> Exercise task: Filter this material down to the lines that hold "words", copying each one.

(Stored entries)
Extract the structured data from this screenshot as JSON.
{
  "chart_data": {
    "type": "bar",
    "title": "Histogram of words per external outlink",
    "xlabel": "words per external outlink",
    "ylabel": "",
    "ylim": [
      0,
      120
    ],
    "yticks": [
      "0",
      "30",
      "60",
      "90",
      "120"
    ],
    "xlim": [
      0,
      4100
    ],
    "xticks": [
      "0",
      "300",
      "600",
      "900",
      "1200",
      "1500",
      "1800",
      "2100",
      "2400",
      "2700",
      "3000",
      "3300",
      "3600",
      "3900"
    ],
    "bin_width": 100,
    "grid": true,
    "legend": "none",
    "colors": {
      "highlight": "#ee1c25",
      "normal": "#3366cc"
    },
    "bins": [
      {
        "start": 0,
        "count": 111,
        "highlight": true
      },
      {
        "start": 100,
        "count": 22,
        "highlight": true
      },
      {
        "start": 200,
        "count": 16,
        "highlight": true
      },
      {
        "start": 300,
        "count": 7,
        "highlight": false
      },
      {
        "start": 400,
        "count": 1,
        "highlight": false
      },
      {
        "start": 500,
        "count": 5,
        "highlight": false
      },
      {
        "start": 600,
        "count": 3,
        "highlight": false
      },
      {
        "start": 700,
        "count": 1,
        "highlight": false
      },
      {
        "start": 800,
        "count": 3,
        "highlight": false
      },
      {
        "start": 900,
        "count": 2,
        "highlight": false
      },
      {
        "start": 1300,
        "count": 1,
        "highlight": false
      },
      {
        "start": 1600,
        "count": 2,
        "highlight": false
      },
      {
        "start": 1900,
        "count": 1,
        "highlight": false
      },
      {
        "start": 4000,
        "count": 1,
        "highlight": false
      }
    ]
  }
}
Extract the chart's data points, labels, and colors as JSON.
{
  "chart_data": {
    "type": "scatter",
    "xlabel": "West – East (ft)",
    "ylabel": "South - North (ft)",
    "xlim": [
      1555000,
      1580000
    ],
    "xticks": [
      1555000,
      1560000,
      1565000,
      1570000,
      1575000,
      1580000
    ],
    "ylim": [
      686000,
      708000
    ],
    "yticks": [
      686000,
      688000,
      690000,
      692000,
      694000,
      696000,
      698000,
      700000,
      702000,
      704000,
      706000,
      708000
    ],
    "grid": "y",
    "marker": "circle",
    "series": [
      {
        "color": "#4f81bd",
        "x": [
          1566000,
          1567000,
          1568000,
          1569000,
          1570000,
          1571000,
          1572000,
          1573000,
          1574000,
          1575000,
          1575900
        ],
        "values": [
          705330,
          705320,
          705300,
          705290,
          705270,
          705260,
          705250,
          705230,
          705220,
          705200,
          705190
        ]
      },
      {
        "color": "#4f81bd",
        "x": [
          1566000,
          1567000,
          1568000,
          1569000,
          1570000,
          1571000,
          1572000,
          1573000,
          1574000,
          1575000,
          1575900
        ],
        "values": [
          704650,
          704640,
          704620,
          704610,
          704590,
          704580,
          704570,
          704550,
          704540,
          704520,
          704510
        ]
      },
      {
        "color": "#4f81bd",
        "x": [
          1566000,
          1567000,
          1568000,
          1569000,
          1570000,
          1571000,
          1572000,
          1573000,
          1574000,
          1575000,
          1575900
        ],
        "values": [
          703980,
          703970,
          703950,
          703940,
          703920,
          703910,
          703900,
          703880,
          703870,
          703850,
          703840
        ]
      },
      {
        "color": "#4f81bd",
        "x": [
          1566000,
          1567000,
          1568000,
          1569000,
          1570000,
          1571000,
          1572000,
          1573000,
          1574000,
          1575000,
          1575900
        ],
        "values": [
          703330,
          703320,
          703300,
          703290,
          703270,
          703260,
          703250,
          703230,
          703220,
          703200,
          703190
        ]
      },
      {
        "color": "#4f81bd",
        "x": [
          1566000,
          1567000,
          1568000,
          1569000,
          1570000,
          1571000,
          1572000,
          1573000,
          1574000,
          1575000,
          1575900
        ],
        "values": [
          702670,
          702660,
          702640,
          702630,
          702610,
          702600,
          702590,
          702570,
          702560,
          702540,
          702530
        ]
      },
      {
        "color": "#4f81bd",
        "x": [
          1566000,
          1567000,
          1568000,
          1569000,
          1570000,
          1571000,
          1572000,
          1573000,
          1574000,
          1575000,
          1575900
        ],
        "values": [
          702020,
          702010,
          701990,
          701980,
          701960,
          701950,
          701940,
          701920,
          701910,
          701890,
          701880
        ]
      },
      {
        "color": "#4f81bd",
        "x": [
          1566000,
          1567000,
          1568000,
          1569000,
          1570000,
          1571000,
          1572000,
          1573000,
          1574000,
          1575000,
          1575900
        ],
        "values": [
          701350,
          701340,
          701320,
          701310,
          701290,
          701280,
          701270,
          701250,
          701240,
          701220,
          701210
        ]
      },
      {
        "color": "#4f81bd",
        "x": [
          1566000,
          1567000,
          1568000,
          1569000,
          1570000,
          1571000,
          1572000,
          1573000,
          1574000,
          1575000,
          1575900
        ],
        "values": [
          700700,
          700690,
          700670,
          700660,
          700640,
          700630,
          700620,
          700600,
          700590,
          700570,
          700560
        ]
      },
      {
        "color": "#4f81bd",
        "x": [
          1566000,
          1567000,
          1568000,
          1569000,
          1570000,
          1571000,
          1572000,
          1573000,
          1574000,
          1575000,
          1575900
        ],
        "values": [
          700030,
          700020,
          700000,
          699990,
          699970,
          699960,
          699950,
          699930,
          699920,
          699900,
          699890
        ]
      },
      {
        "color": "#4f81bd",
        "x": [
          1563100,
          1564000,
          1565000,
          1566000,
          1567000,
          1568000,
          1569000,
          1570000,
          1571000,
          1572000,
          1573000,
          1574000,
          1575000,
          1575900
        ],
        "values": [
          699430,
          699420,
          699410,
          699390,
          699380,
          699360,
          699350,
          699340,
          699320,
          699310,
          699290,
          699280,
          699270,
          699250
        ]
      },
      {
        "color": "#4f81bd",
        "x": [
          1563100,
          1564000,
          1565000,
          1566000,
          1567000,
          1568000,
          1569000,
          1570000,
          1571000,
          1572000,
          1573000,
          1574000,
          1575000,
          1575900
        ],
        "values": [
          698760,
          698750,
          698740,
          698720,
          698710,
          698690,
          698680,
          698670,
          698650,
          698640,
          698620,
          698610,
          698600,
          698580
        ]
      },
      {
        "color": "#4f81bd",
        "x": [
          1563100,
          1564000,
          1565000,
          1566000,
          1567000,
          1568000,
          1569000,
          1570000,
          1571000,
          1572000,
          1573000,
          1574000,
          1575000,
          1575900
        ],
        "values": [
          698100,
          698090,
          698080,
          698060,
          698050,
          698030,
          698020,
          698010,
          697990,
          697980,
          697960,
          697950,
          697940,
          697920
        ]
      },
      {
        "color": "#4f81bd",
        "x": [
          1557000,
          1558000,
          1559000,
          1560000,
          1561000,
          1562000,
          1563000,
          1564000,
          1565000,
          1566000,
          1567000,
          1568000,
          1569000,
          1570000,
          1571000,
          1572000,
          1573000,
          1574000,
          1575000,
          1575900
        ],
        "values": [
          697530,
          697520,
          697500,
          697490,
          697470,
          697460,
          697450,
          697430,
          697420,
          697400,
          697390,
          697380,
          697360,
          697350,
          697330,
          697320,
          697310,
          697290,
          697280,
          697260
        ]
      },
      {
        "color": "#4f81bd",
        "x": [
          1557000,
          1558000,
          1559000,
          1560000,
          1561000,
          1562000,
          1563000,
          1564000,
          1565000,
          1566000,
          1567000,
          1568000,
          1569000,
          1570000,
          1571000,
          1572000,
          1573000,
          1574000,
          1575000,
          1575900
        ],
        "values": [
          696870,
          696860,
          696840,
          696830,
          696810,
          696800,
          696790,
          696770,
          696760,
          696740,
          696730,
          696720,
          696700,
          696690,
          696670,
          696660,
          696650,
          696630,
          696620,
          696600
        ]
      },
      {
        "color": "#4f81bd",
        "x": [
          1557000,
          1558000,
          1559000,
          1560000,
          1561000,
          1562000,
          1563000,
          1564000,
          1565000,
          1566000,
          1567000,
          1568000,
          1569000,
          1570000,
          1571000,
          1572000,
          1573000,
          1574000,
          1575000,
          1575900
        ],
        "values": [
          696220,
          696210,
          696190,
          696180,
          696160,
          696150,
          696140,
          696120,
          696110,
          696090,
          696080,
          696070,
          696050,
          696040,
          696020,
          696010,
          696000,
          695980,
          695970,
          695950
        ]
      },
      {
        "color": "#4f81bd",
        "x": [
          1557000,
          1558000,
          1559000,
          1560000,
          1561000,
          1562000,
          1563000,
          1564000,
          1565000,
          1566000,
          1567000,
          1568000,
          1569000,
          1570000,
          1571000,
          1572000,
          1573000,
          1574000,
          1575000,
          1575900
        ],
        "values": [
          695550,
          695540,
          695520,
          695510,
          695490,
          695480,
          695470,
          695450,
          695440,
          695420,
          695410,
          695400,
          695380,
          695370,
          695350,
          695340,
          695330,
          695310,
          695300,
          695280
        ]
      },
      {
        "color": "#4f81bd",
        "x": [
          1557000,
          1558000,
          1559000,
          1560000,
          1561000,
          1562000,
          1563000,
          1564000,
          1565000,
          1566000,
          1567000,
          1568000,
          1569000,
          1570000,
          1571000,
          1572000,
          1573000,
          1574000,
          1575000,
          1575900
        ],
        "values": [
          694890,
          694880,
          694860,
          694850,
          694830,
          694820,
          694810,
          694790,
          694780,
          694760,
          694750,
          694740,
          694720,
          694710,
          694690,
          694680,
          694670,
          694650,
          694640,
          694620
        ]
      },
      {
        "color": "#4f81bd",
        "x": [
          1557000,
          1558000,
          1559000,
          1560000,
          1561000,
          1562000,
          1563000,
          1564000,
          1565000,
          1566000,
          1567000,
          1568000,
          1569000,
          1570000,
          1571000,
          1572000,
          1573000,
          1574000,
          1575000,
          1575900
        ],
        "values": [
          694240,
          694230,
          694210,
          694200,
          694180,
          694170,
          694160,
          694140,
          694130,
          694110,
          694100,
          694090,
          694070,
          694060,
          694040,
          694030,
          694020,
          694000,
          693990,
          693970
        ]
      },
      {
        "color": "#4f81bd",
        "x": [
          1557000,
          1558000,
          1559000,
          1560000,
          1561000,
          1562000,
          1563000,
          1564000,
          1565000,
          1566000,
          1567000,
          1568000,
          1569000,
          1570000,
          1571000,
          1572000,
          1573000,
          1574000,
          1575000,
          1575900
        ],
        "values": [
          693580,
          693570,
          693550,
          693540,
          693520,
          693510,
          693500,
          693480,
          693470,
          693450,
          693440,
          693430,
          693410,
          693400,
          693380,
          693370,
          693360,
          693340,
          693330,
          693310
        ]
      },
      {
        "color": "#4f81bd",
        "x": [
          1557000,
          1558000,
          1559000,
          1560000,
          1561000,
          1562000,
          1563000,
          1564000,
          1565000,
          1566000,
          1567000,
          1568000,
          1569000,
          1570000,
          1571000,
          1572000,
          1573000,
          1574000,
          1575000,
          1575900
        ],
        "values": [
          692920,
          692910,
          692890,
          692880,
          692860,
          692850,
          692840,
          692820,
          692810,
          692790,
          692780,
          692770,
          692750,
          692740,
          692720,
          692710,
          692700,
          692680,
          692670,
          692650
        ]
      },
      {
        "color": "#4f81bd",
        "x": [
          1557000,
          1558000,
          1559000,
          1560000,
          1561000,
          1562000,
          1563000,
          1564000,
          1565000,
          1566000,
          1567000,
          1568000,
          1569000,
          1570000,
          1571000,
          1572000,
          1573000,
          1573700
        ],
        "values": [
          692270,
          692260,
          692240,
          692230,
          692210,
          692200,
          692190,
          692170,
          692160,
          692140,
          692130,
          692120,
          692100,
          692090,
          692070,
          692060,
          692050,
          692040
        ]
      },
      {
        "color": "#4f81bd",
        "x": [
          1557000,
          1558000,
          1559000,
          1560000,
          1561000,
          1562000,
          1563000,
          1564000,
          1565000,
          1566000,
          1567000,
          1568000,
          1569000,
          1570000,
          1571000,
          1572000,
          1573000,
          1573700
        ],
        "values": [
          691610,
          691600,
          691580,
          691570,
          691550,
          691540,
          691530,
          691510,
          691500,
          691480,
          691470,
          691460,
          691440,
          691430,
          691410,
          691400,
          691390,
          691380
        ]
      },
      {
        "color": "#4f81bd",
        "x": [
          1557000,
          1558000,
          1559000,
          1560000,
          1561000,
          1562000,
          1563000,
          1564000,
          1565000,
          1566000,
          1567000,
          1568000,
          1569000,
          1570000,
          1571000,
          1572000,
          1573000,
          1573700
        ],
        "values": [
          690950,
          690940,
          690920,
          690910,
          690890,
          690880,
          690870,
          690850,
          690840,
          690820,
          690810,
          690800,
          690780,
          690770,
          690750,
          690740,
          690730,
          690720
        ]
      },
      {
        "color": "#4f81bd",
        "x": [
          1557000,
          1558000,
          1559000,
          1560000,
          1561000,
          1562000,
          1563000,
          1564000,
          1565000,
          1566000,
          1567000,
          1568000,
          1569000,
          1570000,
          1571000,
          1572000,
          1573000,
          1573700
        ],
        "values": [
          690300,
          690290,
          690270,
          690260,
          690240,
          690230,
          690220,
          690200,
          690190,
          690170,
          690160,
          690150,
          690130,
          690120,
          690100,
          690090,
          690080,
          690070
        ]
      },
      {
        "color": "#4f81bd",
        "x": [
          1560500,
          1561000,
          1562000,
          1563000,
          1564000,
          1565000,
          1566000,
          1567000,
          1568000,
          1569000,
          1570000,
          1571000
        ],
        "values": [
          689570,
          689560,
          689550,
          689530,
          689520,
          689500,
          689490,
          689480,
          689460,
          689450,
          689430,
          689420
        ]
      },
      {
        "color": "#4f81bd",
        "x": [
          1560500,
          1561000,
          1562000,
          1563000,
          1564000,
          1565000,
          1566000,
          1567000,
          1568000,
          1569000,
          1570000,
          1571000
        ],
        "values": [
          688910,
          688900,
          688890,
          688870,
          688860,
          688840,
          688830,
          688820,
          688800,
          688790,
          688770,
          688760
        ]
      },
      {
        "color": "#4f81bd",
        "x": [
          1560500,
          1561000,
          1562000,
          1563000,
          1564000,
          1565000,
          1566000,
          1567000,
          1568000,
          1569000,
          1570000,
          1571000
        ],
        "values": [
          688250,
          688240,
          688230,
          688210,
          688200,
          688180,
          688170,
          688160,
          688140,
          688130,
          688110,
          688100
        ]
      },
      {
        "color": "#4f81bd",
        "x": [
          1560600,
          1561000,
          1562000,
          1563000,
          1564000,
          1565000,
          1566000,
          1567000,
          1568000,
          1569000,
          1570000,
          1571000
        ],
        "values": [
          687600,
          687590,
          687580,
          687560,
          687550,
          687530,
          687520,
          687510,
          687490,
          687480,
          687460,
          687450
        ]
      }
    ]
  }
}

> Solution for this exercise:
    "title": "Histogram of words per external outlink",
    "xlabel": "words per external outlink",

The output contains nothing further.